→ Instructions for the task: Extract each record and reproduce it exactly.

Dataset entries:
↓↓↓
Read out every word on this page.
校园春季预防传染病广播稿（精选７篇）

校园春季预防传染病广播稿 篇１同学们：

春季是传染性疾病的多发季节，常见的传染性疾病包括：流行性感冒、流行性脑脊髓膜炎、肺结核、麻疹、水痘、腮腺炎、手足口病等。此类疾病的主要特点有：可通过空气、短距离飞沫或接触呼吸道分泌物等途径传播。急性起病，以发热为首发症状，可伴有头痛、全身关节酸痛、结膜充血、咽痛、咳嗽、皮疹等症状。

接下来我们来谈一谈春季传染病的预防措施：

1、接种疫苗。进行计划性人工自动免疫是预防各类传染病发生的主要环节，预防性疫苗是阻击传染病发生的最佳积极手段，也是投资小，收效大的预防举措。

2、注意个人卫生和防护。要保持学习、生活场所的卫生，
↑↑↑
→ Written solution:
Read out every word on this page.
校园春季预防传染病广播稿（精选７篇）

校园春季预防传染病广播稿 篇１同学们：

春季是传染性疾病的多发季节，常见的传染性疾病包括：流行性感冒、流行性脑脊髓膜炎、肺结核、麻疹、水痘、腮腺炎、手足口病等。此类疾病的主要特点有：可通过空气、短距离飞沫或接触呼吸道分泌物等途径传播。急性起病，以发热为首发症状，可伴有头痛、全身关节酸痛、结膜充血、咽痛、咳嗽、皮疹等症状。

接下来我们来谈一谈春季传染病的预防措施：

1、接种疫苗。进行计划性人工自动免疫是预防各类传染病发生的主要环节，预防性疫苗是阻击传染病发生的最佳积极手段，也是投资小，收效大的预防举措。

2、注意个人卫生和防护。要保持学习、生活场所的卫生，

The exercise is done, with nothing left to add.